• [Goal] Return the material below in full and exactly.
[Stored records start]
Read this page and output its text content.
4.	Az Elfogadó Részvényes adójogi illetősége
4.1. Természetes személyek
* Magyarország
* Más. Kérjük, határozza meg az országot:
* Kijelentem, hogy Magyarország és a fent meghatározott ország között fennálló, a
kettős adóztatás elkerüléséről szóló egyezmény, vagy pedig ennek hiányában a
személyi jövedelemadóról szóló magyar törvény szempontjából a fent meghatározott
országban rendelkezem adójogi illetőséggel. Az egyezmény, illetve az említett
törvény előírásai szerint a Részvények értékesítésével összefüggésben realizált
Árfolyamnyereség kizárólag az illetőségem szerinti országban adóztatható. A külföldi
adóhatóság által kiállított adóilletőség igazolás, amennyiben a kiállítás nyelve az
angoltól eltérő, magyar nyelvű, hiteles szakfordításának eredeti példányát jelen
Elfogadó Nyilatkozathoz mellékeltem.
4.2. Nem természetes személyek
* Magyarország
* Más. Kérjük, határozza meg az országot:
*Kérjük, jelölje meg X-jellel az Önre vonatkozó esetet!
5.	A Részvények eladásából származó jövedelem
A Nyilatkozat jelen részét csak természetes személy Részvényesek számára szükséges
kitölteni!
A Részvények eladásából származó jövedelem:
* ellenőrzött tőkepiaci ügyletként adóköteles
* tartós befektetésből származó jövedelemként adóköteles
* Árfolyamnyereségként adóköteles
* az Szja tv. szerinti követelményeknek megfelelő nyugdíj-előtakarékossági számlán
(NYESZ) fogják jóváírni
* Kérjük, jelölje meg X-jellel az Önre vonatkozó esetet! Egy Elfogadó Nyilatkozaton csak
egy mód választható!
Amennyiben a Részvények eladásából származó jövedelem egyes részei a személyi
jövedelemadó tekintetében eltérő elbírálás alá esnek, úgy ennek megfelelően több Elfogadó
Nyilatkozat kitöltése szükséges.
[Stored records end]
• [Finished task]
Read this page and output its text content.
4.	Az Elfogadó Részvényes adójogi illetősége
4.1. Természetes személyek
* Magyarország
* Más. Kérjük, határozza meg az országot:
* Kijelentem, hogy Magyarország és a fent meghatározott ország között fennálló, a
kettős adóztatás elkerüléséről szóló egyezmény, vagy pedig ennek hiányában a
személyi jövedelemadóról szóló magyar törvény szempontjából a fent meghatározott
országban rendelkezem adójogi illetőséggel. Az egyezmény, illetve az említett
törvény előírásai szerint a Részvények értékesítésével összefüggésben realizált
Árfolyamnyereség kizárólag az illetőségem szerinti országban adóztatható. A külföldi
adóhatóság által kiállított adóilletőség igazolás, amennyiben a kiállítás nyelve az
angoltól eltérő, magyar nyelvű, hiteles szakfordításának eredeti példányát jelen
Elfogadó Nyilatkozathoz mellékeltem.
4.2. Nem természetes személyek
* Magyarország
* Más. Kérjük, határozza meg az országot:
*Kérjük, jelölje meg X-jellel az Önre vonatkozó esetet!
5.	A Részvények eladásából származó jövedelem
A Nyilatkozat jelen részét csak természetes személy Részvényesek számára szükséges
kitölteni!
A Részvények eladásából származó jövedelem:
* ellenőrzött tőkepiaci ügyletként adóköteles
* tartós befektetésből származó jövedelemként adóköteles
* Árfolyamnyereségként adóköteles
* az Szja tv. szerinti követelményeknek megfelelő nyugdíj-előtakarékossági számlán
(NYESZ) fogják jóváírni
* Kérjük, jelölje meg X-jellel az Önre vonatkozó esetet! Egy Elfogadó Nyilatkozaton csak
egy mód választható!
Amennyiben a Részvények eladásából származó jövedelem egyes részei a személyi
jövedelemadó tekintetében eltérő elbírálás alá esnek, úgy ennek megfelelően több Elfogadó
Nyilatkozat kitöltése szükséges.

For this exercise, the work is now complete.